§ Supplied material:
— BEGIN —

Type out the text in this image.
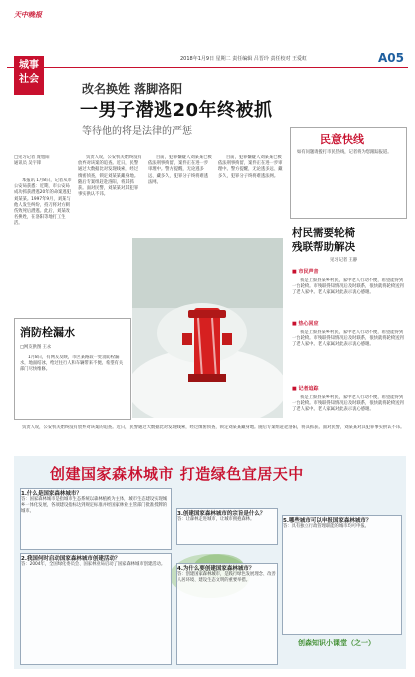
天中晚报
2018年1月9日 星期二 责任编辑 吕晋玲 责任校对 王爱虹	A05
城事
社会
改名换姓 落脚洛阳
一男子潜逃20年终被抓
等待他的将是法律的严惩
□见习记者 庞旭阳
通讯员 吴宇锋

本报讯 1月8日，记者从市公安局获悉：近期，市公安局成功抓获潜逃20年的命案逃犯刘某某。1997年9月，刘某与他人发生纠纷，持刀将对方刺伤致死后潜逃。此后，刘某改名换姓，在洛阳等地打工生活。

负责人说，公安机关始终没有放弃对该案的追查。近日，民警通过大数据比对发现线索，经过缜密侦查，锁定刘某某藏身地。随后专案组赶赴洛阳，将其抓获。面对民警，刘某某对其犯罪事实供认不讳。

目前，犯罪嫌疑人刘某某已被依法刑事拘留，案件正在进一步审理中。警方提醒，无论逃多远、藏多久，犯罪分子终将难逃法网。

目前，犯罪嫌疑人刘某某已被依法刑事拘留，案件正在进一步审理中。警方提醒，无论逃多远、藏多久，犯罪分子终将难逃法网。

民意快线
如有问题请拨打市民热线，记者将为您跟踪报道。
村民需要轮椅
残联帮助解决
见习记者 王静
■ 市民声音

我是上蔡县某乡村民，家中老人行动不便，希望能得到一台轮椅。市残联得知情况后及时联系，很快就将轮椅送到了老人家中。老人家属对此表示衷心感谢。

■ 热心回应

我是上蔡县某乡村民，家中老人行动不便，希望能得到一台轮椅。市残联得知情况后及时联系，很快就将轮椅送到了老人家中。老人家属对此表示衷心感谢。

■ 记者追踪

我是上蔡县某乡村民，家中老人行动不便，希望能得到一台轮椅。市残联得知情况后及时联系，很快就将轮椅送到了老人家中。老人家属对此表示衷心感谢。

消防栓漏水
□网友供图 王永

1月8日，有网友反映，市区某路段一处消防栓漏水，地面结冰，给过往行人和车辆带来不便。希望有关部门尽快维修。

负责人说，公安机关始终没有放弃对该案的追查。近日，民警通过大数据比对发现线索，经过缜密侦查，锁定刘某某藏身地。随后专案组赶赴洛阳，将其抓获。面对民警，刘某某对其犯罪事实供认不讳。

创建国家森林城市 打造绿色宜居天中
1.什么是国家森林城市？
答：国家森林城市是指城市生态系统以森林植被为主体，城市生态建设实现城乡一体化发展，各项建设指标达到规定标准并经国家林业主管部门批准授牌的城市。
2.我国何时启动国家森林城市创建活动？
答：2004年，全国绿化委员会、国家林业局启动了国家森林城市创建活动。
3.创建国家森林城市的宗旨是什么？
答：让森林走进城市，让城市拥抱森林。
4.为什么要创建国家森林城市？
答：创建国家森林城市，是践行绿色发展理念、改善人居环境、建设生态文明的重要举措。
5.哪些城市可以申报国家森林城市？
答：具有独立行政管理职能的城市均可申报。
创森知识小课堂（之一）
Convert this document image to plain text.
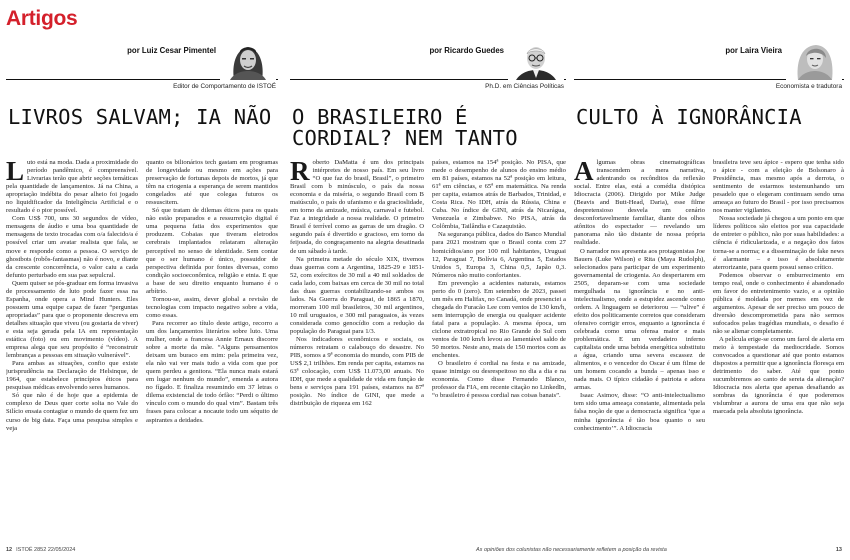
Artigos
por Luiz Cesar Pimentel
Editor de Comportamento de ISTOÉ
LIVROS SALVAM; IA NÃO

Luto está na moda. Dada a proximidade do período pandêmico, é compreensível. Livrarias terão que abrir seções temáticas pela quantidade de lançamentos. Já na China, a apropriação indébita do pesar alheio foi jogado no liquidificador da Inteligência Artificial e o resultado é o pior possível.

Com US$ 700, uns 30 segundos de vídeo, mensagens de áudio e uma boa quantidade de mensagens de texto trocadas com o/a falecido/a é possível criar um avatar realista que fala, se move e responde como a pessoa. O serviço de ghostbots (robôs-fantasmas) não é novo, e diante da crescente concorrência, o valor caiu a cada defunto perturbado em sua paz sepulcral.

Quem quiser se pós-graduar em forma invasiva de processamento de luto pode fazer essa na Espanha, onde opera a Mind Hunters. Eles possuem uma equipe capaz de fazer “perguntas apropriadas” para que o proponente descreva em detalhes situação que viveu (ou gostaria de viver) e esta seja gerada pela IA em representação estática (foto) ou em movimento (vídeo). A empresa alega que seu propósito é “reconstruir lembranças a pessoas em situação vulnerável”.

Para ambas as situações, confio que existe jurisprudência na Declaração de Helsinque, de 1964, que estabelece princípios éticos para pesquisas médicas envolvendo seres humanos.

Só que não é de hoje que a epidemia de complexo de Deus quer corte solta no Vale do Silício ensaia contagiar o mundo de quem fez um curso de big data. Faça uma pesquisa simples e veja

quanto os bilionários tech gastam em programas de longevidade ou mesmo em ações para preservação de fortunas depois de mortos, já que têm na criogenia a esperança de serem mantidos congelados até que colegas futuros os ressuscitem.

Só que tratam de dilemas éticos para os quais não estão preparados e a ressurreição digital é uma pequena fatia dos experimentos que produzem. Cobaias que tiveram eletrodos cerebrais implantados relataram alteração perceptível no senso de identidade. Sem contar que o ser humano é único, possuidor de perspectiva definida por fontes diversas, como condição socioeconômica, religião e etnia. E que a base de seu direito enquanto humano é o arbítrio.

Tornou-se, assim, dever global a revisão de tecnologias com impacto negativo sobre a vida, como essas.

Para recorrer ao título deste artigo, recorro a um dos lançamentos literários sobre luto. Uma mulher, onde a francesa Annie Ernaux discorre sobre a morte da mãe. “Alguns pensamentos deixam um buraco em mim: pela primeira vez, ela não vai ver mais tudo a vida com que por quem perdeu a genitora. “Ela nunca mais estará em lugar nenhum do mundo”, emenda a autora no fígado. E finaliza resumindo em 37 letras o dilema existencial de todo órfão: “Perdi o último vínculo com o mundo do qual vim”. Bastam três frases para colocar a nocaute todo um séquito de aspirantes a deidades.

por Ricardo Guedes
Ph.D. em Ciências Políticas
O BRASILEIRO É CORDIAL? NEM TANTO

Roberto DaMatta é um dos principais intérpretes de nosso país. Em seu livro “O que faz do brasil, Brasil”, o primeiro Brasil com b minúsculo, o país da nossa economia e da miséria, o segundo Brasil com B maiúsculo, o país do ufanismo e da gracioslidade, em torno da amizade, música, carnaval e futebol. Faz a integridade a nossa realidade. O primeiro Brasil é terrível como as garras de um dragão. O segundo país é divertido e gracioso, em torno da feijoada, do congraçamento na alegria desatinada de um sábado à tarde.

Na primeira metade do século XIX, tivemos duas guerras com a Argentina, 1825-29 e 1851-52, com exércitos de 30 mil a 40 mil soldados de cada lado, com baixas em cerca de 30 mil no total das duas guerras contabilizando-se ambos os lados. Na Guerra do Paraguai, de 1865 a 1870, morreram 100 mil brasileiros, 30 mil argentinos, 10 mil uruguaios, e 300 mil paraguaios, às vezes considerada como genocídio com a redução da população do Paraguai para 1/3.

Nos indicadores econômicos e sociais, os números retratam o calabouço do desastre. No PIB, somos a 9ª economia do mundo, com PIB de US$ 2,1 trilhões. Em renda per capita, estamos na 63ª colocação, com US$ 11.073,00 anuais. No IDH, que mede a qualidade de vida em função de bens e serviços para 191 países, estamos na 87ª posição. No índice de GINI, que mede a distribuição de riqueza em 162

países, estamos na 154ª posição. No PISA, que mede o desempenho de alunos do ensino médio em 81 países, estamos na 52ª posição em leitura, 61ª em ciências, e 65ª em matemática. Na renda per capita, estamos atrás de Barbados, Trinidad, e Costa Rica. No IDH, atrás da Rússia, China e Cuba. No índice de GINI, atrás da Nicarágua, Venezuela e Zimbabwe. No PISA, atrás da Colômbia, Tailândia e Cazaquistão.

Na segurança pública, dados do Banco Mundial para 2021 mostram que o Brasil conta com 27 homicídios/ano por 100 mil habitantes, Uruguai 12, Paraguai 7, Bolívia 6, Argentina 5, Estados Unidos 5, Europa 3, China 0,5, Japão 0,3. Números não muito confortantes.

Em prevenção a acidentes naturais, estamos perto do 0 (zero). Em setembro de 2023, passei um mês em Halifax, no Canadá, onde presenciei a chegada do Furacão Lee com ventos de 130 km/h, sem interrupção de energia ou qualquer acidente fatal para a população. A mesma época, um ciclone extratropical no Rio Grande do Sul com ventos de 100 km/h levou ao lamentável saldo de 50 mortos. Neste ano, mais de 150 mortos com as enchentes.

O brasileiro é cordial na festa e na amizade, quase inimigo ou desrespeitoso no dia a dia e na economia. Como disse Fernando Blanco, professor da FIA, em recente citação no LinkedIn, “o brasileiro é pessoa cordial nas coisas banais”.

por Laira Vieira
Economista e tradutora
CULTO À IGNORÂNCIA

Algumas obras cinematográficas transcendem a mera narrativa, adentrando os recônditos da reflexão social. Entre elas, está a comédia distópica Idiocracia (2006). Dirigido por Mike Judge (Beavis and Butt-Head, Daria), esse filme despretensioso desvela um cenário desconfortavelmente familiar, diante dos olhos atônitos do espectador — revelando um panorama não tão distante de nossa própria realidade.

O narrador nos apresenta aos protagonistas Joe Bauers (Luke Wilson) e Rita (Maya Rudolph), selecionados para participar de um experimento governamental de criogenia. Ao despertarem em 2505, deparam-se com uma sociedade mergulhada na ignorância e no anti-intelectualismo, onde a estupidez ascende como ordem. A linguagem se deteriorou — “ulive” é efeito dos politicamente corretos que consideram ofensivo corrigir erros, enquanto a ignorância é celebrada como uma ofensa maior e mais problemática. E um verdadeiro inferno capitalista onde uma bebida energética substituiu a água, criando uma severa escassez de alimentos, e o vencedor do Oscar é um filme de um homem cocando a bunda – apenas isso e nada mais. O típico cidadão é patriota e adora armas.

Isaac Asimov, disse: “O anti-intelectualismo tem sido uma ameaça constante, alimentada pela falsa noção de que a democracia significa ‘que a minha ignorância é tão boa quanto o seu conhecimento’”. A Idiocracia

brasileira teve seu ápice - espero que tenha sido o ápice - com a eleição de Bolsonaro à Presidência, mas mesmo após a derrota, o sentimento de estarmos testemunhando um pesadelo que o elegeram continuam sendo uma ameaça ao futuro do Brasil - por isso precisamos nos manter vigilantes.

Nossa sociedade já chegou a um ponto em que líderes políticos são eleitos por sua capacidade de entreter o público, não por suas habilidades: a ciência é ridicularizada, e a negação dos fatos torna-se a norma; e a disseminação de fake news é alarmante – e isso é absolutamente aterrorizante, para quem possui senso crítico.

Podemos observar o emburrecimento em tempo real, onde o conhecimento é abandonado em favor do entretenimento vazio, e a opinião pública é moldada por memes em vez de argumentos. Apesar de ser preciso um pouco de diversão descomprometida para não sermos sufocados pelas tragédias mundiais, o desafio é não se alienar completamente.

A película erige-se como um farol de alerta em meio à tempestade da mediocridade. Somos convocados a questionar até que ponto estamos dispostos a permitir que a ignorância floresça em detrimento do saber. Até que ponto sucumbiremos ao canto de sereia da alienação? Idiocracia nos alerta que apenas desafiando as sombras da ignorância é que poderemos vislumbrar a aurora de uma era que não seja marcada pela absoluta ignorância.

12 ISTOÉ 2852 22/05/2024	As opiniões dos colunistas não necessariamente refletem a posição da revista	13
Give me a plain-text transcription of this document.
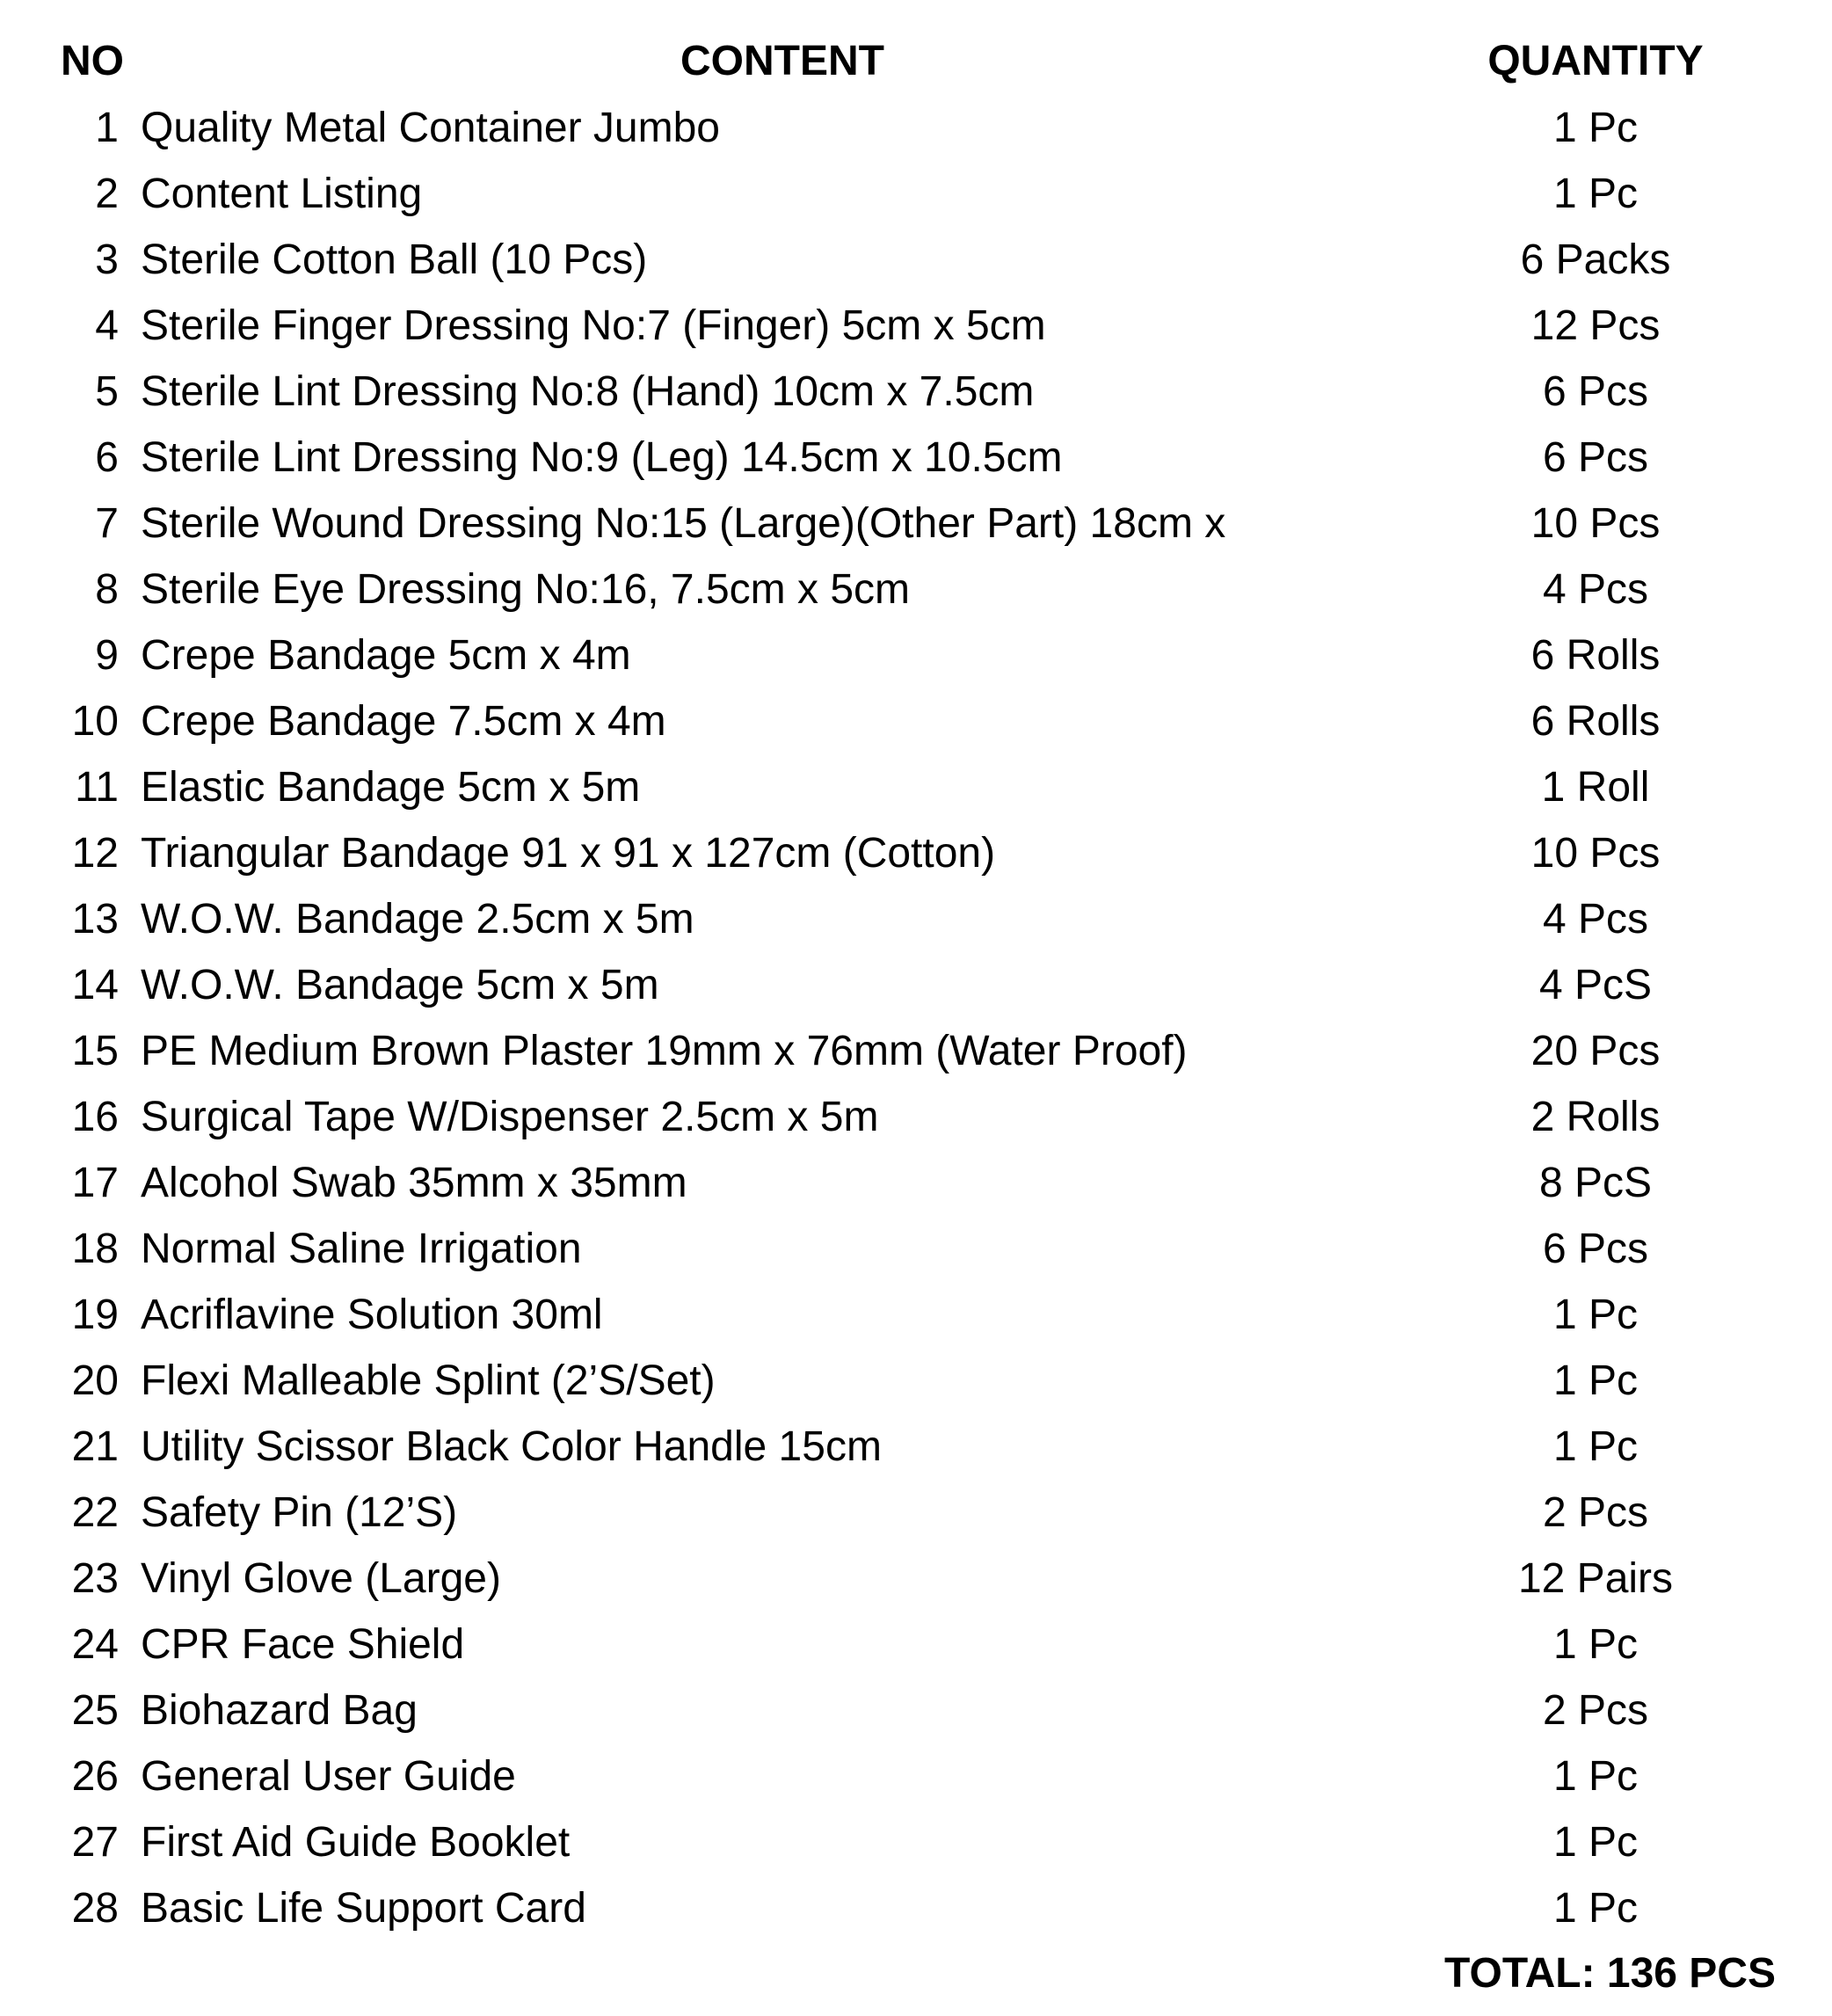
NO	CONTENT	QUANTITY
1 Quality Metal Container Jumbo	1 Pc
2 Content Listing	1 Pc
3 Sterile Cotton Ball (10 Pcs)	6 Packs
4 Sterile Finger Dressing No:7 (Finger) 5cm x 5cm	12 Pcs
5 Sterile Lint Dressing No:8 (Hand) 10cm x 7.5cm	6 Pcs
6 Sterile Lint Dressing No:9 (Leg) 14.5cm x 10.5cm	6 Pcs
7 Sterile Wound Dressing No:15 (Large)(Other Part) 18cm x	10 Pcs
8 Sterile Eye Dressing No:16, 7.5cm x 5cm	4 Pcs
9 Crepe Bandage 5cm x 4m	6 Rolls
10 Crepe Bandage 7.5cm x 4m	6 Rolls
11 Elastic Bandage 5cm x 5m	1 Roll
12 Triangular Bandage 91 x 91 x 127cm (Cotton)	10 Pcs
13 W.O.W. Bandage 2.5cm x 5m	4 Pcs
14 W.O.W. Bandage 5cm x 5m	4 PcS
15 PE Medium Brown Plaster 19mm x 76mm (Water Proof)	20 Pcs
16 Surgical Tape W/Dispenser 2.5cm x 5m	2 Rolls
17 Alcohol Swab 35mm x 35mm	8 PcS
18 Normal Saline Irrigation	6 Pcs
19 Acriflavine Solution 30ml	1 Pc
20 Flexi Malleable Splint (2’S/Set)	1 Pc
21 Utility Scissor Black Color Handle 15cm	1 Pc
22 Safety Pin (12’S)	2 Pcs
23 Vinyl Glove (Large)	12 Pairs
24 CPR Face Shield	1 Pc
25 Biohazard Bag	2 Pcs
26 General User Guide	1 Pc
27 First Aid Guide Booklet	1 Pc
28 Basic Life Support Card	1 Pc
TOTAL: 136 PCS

— END —

§ Your task:
Copy each line of the listing that contains the string "image".

§ Correct answer:
Type out the text in this image.
Convert this document image to plain text.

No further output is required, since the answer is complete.